--- WHAT THIS TASK INVOLVES ---
Single out the lines of the material that contain "Rates" and copy them.

[Dataset entries]
::::::::

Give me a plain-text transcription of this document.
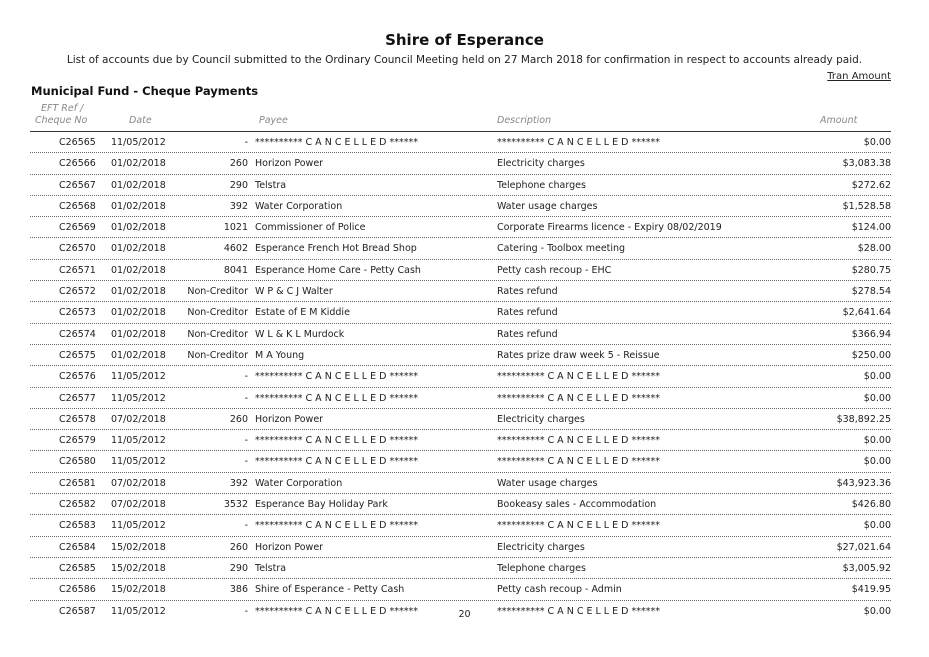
Shire of Esperance
List of accounts due by Council submitted to the Ordinary Council Meeting held on 27 March 2018 for confirmation in respect to accounts already paid.
Tran Amount
Municipal Fund - Cheque Payments
EFT Ref /
Cheque No	Date	Payee	Description	Amount
C26565 11/05/2012	- ********** C A N C E L L E D ******	********** C A N C E L L E D ******	$0.00
C26566 01/02/2018	260 Horizon Power	Electricity charges	$3,083.38
C26567 01/02/2018	290 Telstra	Telephone charges	$272.62
C26568 01/02/2018	392 Water Corporation	Water usage charges	$1,528.58
C26569 01/02/2018	1021 Commissioner of Police	Corporate Firearms licence - Expiry 08/02/2019	$124.00
C26570 01/02/2018	4602 Esperance French Hot Bread Shop	Catering - Toolbox meeting	$28.00
C26571 01/02/2018	8041 Esperance Home Care - Petty Cash	Petty cash recoup - EHC	$280.75
C26572 01/02/2018 Non-Creditor W P & C J Walter	Rates refund	$278.54
C26573 01/02/2018 Non-Creditor Estate of E M Kiddie	Rates refund	$2,641.64
C26574 01/02/2018 Non-Creditor W L & K L Murdock	Rates refund	$366.94
C26575 01/02/2018 Non-Creditor M A Young	Rates prize draw week 5 - Reissue	$250.00
C26576 11/05/2012	- ********** C A N C E L L E D ******	********** C A N C E L L E D ******	$0.00
C26577 11/05/2012	- ********** C A N C E L L E D ******	********** C A N C E L L E D ******	$0.00
C26578 07/02/2018	260 Horizon Power	Electricity charges	$38,892.25
C26579 11/05/2012	- ********** C A N C E L L E D ******	********** C A N C E L L E D ******	$0.00
C26580 11/05/2012	- ********** C A N C E L L E D ******	********** C A N C E L L E D ******	$0.00
C26581 07/02/2018	392 Water Corporation	Water usage charges	$43,923.36
C26582 07/02/2018	3532 Esperance Bay Holiday Park	Bookeasy sales - Accommodation	$426.80
C26583 11/05/2012	- ********** C A N C E L L E D ******	********** C A N C E L L E D ******	$0.00
C26584 15/02/2018	260 Horizon Power	Electricity charges	$27,021.64
C26585 15/02/2018	290 Telstra	Telephone charges	$3,005.92
C26586 15/02/2018	386 Shire of Esperance - Petty Cash	Petty cash recoup - Admin	$419.95
C26587 11/05/2012	- ********** C A N C E L L E D ******	********** C A N C E L L E D ******	$0.00
20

::::::::

--- REPLY TO THE TASK ---
C26572 01/02/2018 Non-Creditor W P & C J Walter	Rates refund	$278.54
C26573 01/02/2018 Non-Creditor Estate of E M Kiddie	Rates refund	$2,641.64
C26574 01/02/2018 Non-Creditor W L & K L Murdock	Rates refund	$366.94
C26575 01/02/2018 Non-Creditor M A Young	Rates prize draw week 5 - Reissue	$250.00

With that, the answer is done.